• **Provided records**:
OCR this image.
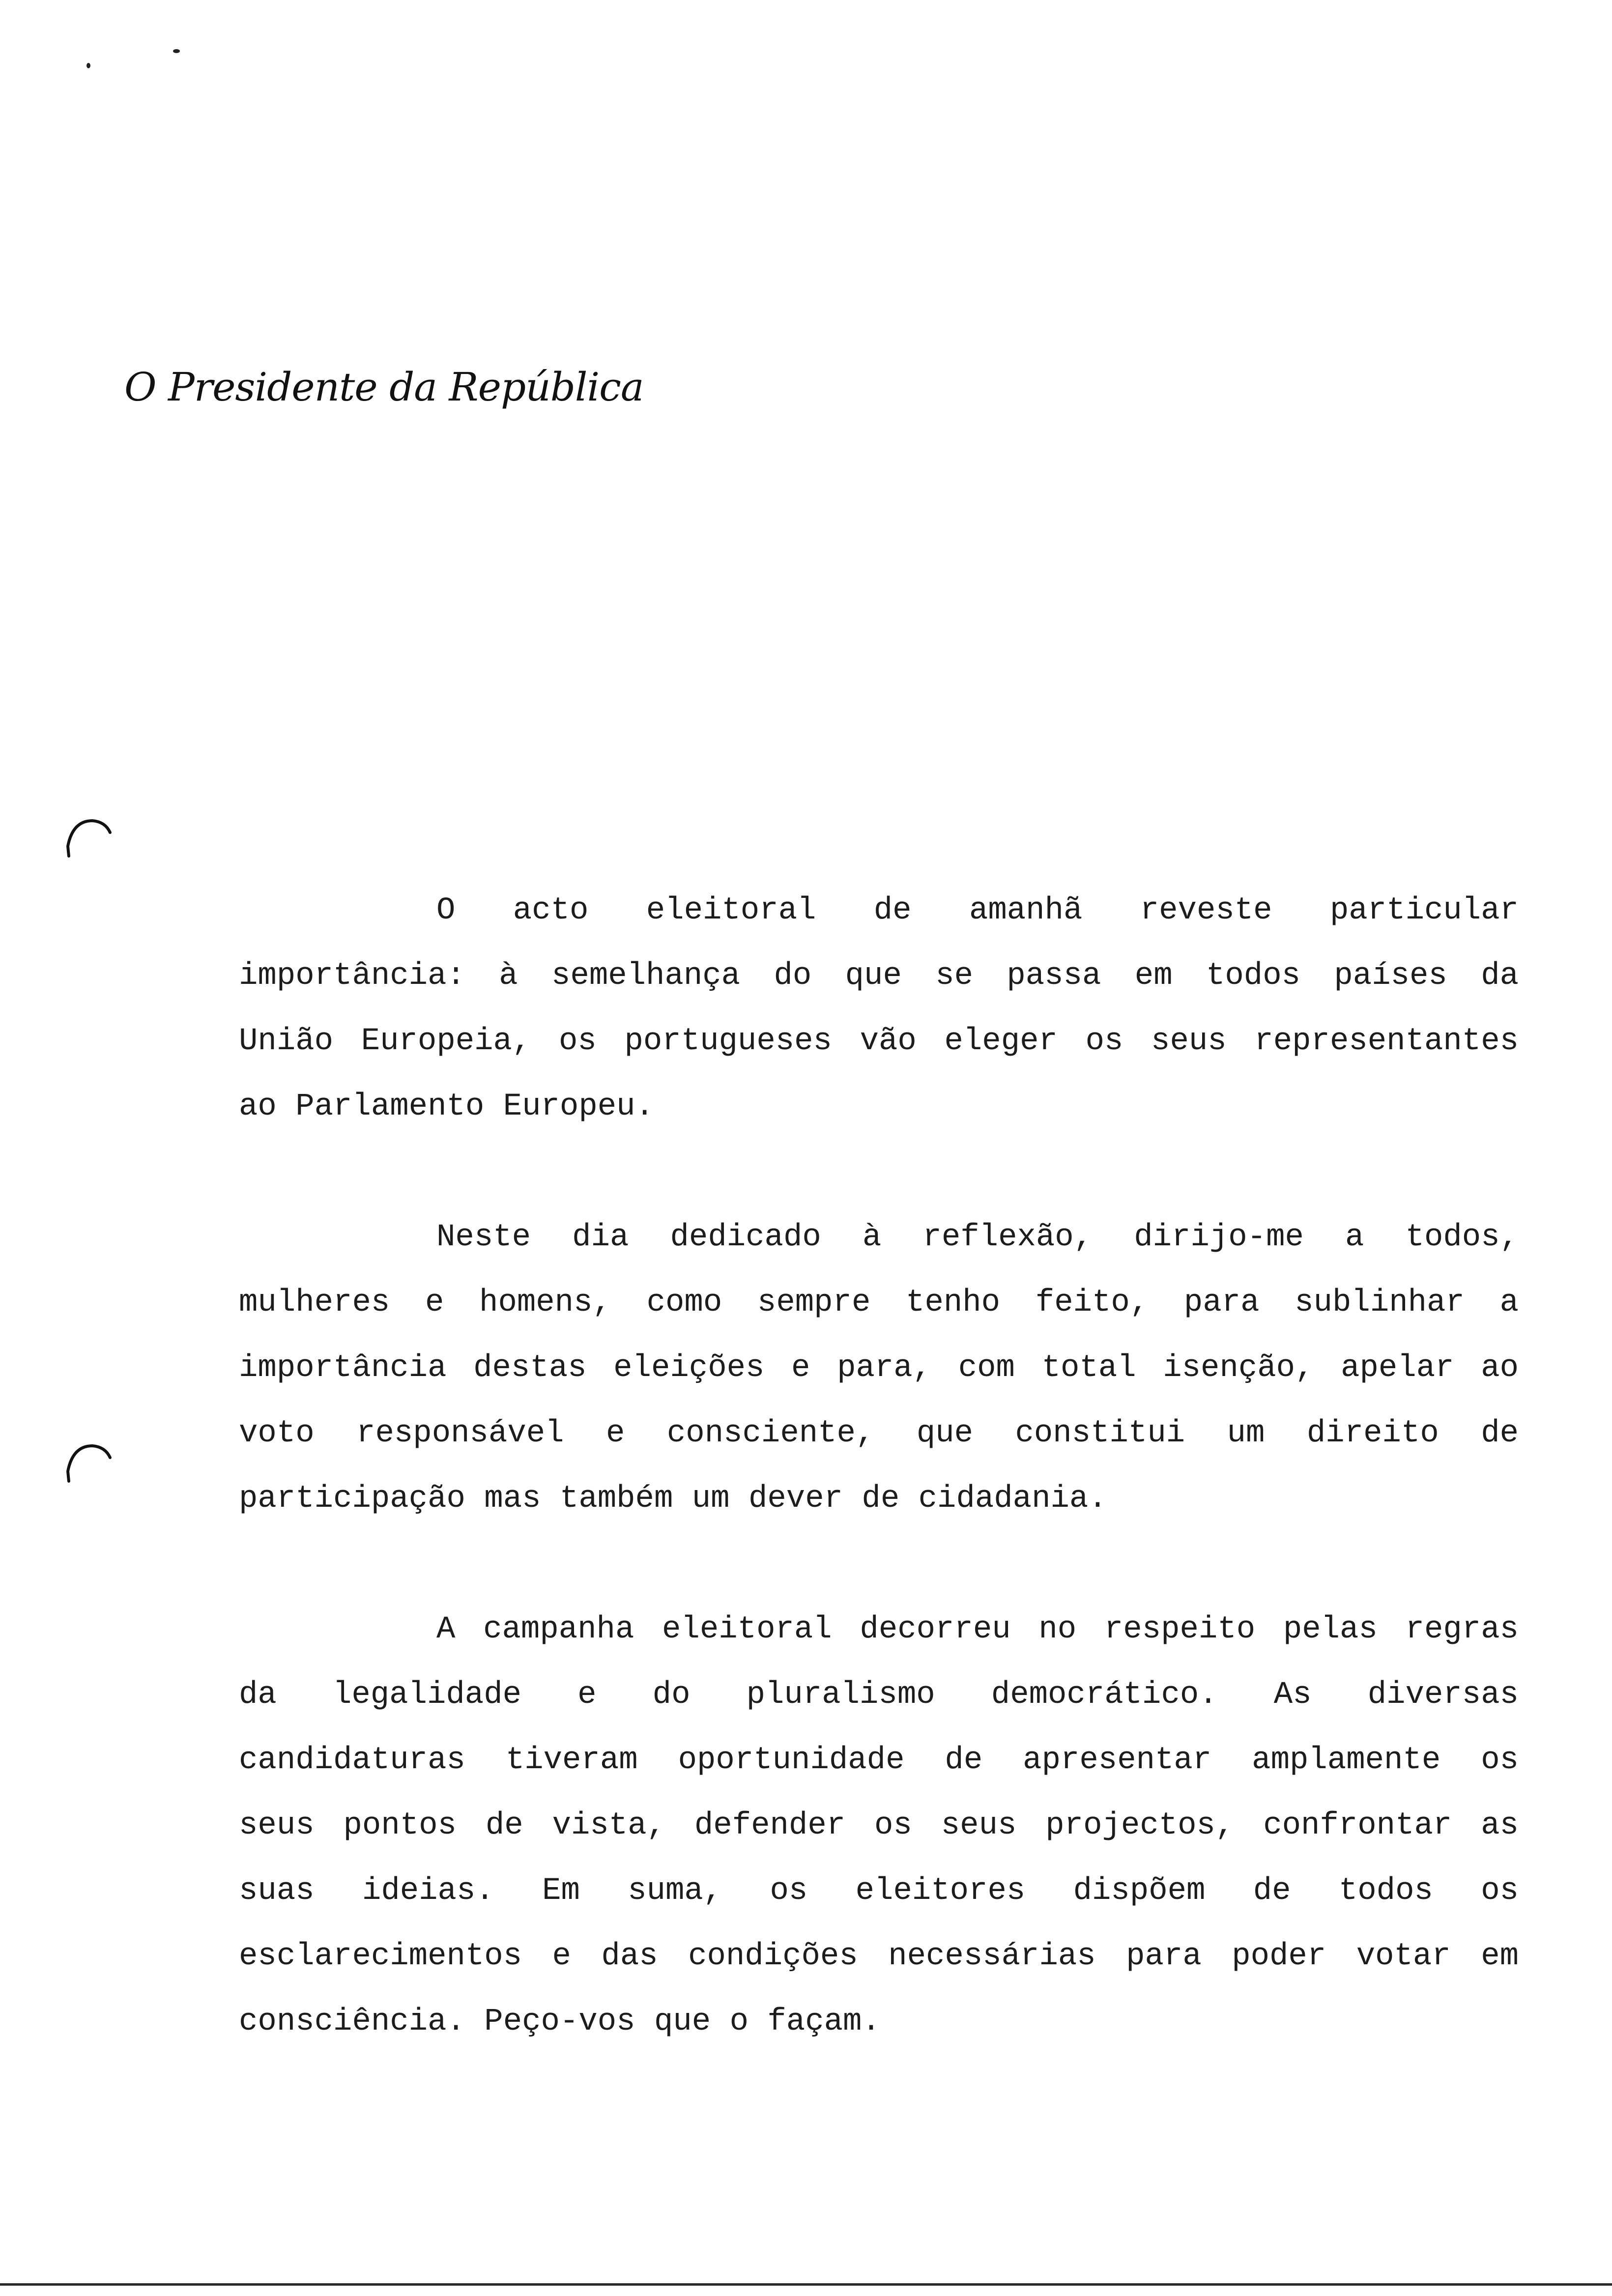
O Presidente da República
O acto eleitoral de amanhã reveste particular
importância: à semelhança do que se passa em todos países da
União Europeia, os portugueses vão eleger os seus representantes
ao Parlamento Europeu.
Neste dia dedicado à reflexão, dirijo-me a todos,
mulheres e homens, como sempre tenho feito, para sublinhar a
importância destas eleições e para, com total isenção, apelar ao
voto responsável e consciente, que constitui um direito de
participação mas também um dever de cidadania.
A campanha eleitoral decorreu no respeito pelas regras
da legalidade e do pluralismo democrático. As diversas
candidaturas tiveram oportunidade de apresentar amplamente os
seus pontos de vista, defender os seus projectos, confrontar as
suas ideias. Em suma, os eleitores dispõem de todos os
esclarecimentos e das condições necessárias para poder votar em
consciência. Peço-vos que o façam.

• **The problem**: Using the listing above, show every line that includes the string "eleitoral".

• **Answer to the problem**:
O acto eleitoral de amanhã reveste particular
A campanha eleitoral decorreu no respeito pelas regras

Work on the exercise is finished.